**Extracted records**
(begin)

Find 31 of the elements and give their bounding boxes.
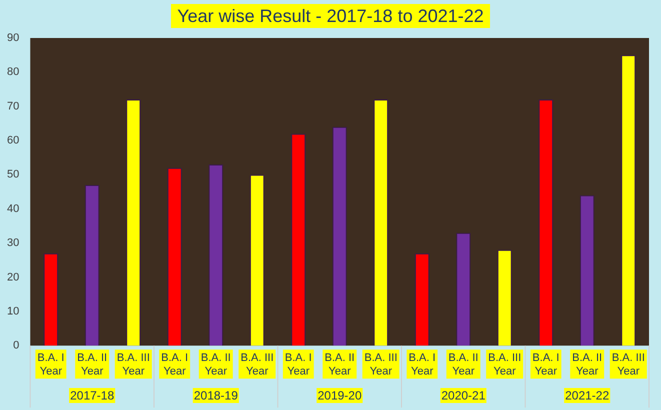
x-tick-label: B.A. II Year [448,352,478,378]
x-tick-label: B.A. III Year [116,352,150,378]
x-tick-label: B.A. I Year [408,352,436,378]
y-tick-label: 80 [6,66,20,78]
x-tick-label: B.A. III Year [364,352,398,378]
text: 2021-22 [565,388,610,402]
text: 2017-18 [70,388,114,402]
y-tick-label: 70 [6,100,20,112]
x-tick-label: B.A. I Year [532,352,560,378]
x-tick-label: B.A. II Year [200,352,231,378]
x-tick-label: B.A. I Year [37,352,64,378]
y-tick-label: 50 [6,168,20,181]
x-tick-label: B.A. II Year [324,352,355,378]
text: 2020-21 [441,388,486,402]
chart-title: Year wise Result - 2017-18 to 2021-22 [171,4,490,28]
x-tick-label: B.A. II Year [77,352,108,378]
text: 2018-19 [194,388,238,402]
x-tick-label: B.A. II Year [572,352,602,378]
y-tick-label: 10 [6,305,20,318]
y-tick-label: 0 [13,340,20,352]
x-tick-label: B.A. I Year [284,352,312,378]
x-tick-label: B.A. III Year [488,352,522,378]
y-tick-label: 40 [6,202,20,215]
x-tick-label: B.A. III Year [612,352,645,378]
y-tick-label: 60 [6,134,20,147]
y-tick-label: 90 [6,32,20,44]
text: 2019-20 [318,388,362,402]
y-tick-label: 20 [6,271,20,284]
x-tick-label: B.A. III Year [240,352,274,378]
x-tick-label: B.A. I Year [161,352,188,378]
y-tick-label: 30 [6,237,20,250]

(end)
(begin)

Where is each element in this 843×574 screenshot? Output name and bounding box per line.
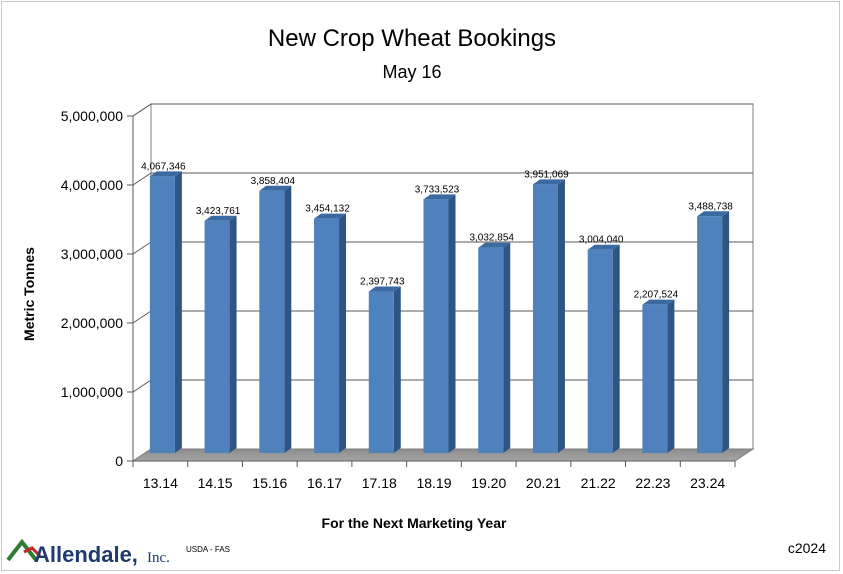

(end)

**Exercise requirements**
Reproduce verbatim the part of the entries that opens with the line containing "Find 31 of the" and closes with the line containing "text: 2020-21 [441,388,486,402]", leaving the pictures out.

**Task response**
Find 31 of the elements and give their bounding boxes.
x-tick-label: B.A. II Year [448,352,478,378]
x-tick-label: B.A. III Year [116,352,150,378]
x-tick-label: B.A. I Year [408,352,436,378]
y-tick-label: 80 [6,66,20,78]
x-tick-label: B.A. III Year [364,352,398,378]
text: 2021-22 [565,388,610,402]
text: 2017-18 [70,388,114,402]
y-tick-label: 70 [6,100,20,112]
x-tick-label: B.A. I Year [532,352,560,378]
x-tick-label: B.A. II Year [200,352,231,378]
x-tick-label: B.A. I Year [37,352,64,378]
y-tick-label: 50 [6,168,20,181]
x-tick-label: B.A. II Year [324,352,355,378]
text: 2020-21 [441,388,486,402]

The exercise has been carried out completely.